## begin Dataset extract

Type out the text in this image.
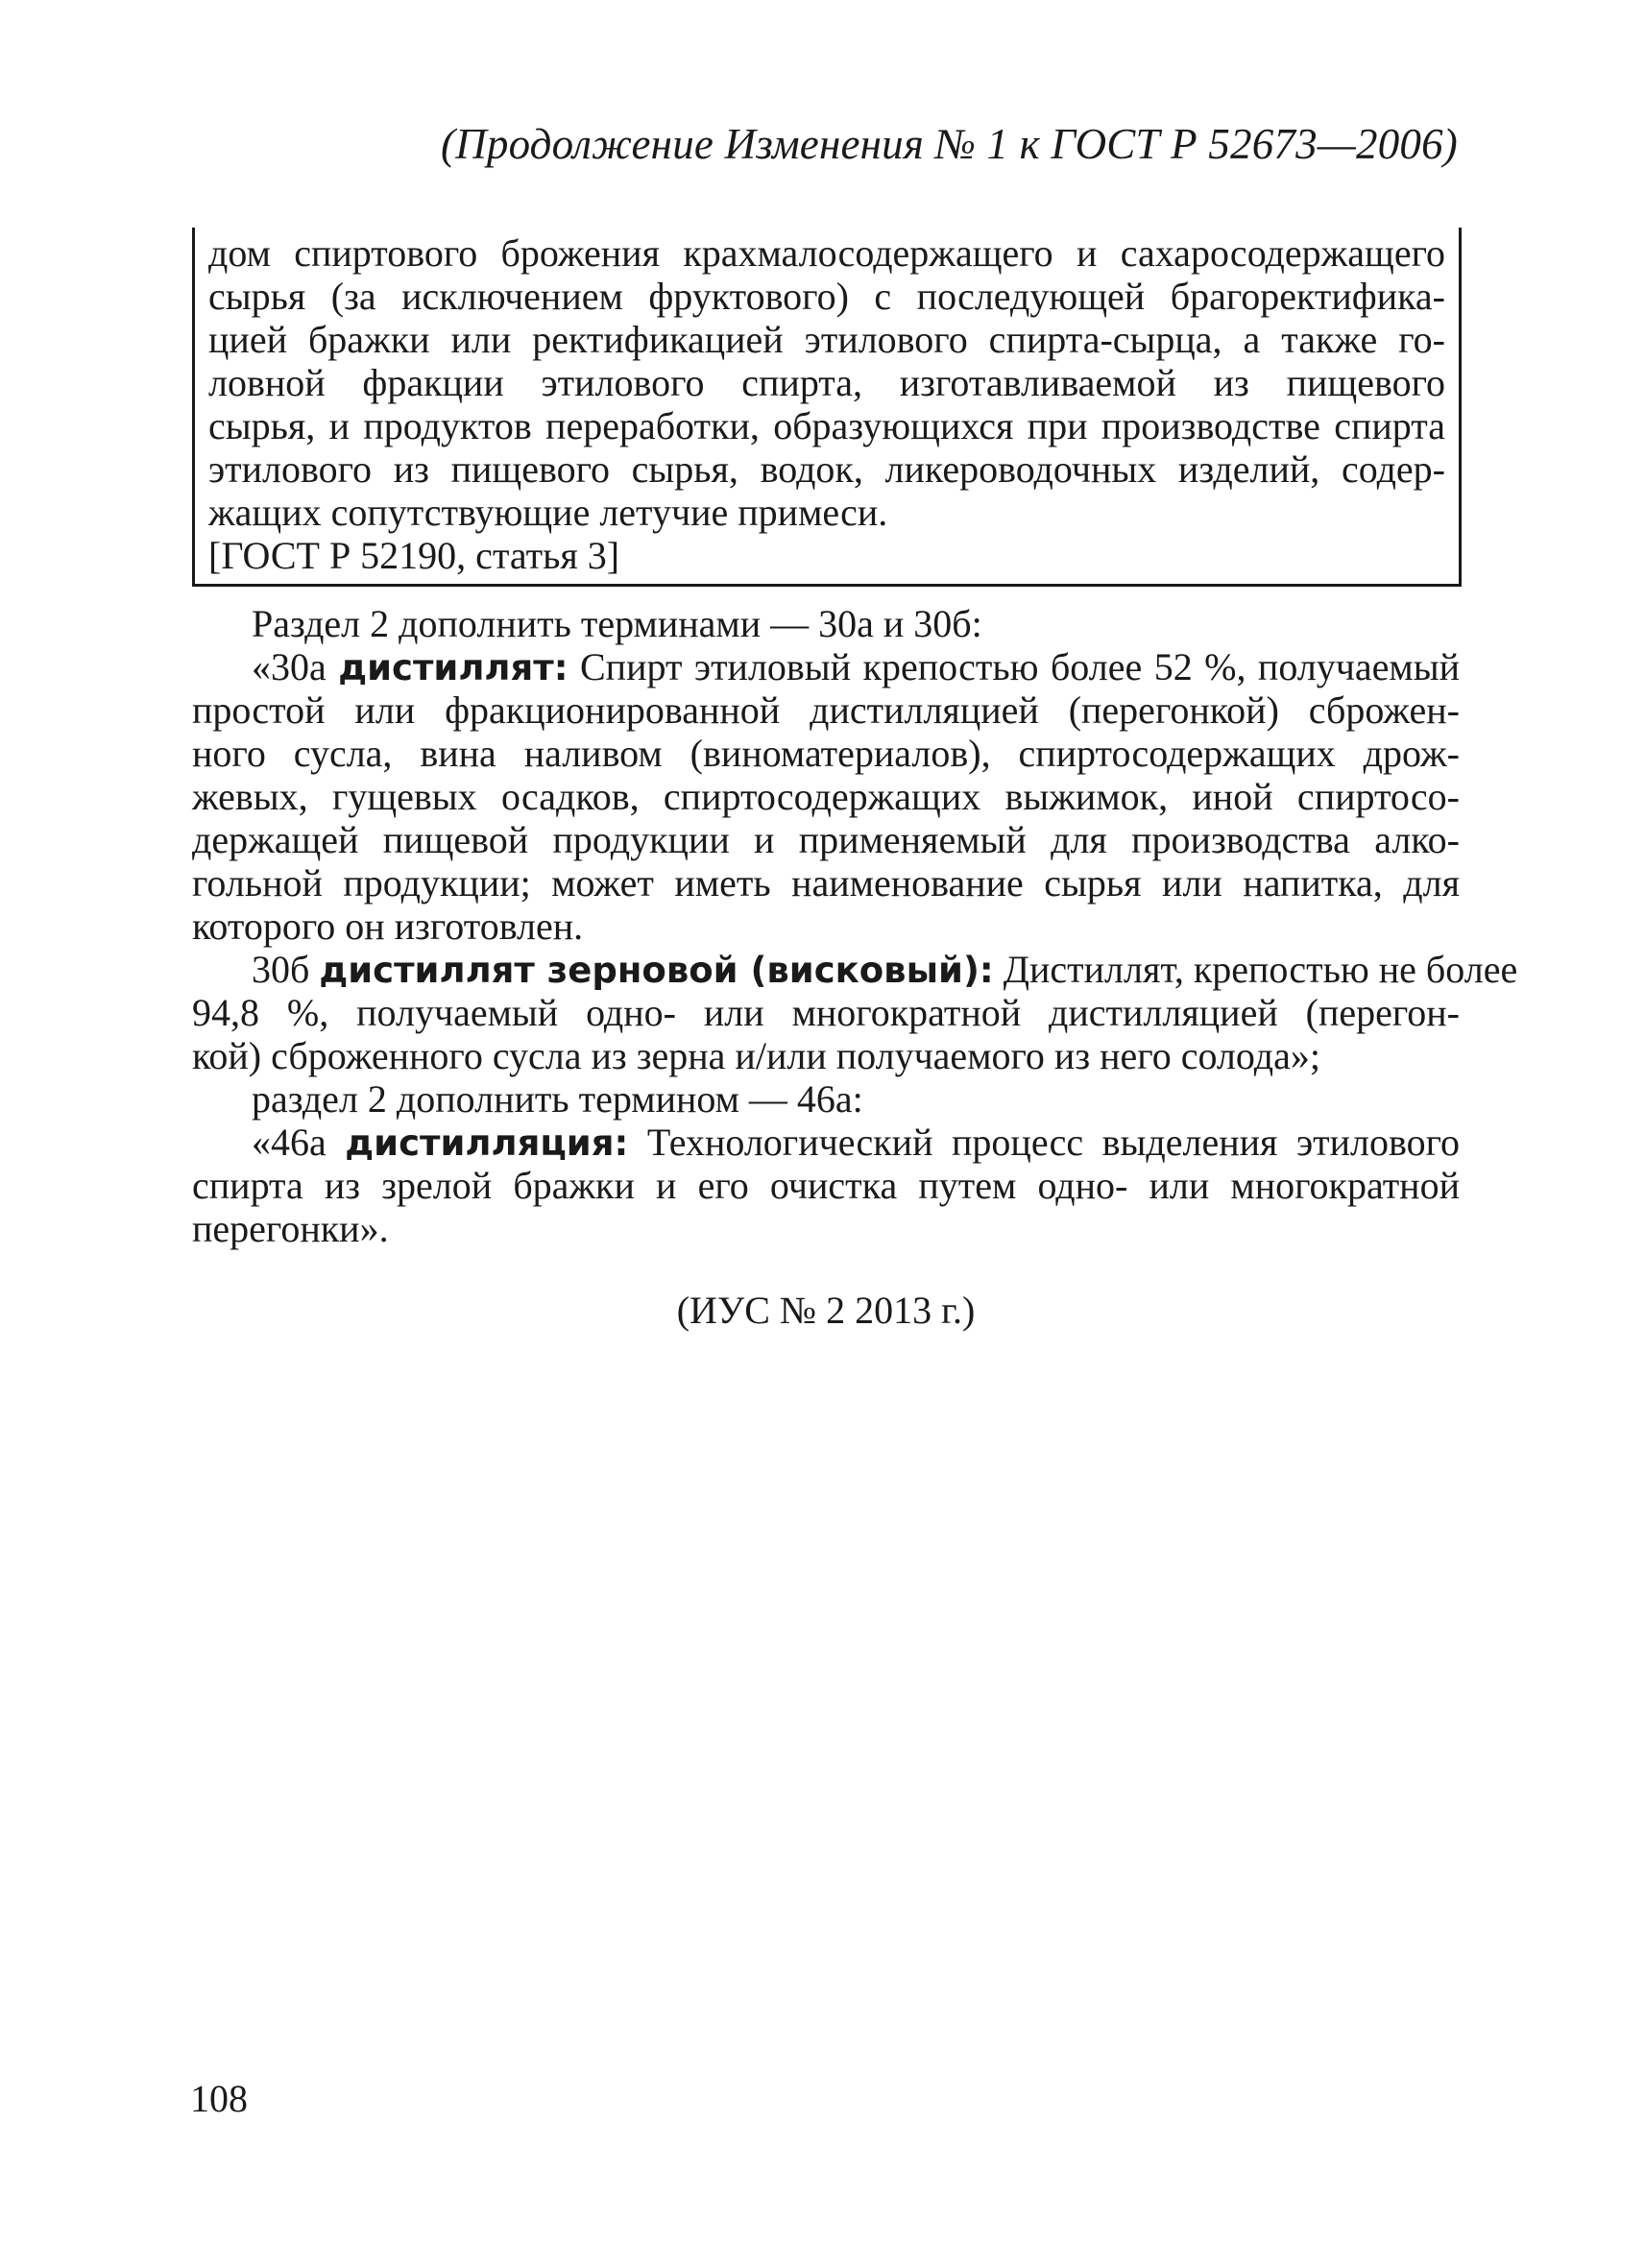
(Продолжение Изменения № 1 к ГОСТ Р 52673—2006)
дом спиртового брожения крахмалосодержащего и сахаросодержащего
сырья (за исключением фруктового) с последующей брагоректифика-
цией бражки или ректификацией этилового спирта-сырца, а также го-
ловной фракции этилового спирта, изготавливаемой из пищевого
сырья, и продуктов переработки, образующихся при производстве спирта
этилового из пищевого сырья, водок, ликероводочных изделий, содер-
жащих сопутствующие летучие примеси.
[ГОСТ Р 52190, статья 3]
Раздел 2 дополнить терминами — 30а и 30б:
«30а дистиллят: Спирт этиловый крепостью более 52 %, получаемый
простой или фракционированной дистилляцией (перегонкой) сброжен-
ного сусла, вина наливом (виноматериалов), спиртосодержащих дрож-
жевых, гущевых осадков, спиртосодержащих выжимок, иной спиртосо-
держащей пищевой продукции и применяемый для производства алко-
гольной продукции; может иметь наименование сырья или напитка, для
которого он изготовлен.
30б дистиллят зерновой (висковый): Дистиллят, крепостью не более
94,8 %, получаемый одно- или многократной дистилляцией (перегон-
кой) сброженного сусла из зерна и/или получаемого из него солода»;
раздел 2 дополнить термином — 46а:
«46а дистилляция: Технологический процесс выделения этилового
спирта из зрелой бражки и его очистка путем одно- или многократной
перегонки».
(ИУС № 2 2013 г.)
108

## end Dataset extract

§ **Exercise directions**
Replicate the material above verbatim; images stay out of the copy.

§ **Worked answer**
Type out the text in this image.
(Продолжение Изменения № 1 к ГОСТ Р 52673—2006)
дом спиртового брожения крахмалосодержащего и сахаросодержащего
сырья (за исключением фруктового) с последующей брагоректифика-
цией бражки или ректификацией этилового спирта-сырца, а также го-
ловной фракции этилового спирта, изготавливаемой из пищевого
сырья, и продуктов переработки, образующихся при производстве спирта
этилового из пищевого сырья, водок, ликероводочных изделий, содер-
жащих сопутствующие летучие примеси.
[ГОСТ Р 52190, статья 3]
Раздел 2 дополнить терминами — 30а и 30б:
«30а дистиллят: Спирт этиловый крепостью более 52 %, получаемый
простой или фракционированной дистилляцией (перегонкой) сброжен-
ного сусла, вина наливом (виноматериалов), спиртосодержащих дрож-
жевых, гущевых осадков, спиртосодержащих выжимок, иной спиртосо-
держащей пищевой продукции и применяемый для производства алко-
гольной продукции; может иметь наименование сырья или напитка, для
которого он изготовлен.
30б дистиллят зерновой (висковый): Дистиллят, крепостью не более
94,8 %, получаемый одно- или многократной дистилляцией (перегон-
кой) сброженного сусла из зерна и/или получаемого из него солода»;
раздел 2 дополнить термином — 46а:
«46а дистилляция: Технологический процесс выделения этилового
спирта из зрелой бражки и его очистка путем одно- или многократной
перегонки».
(ИУС № 2 2013 г.)
108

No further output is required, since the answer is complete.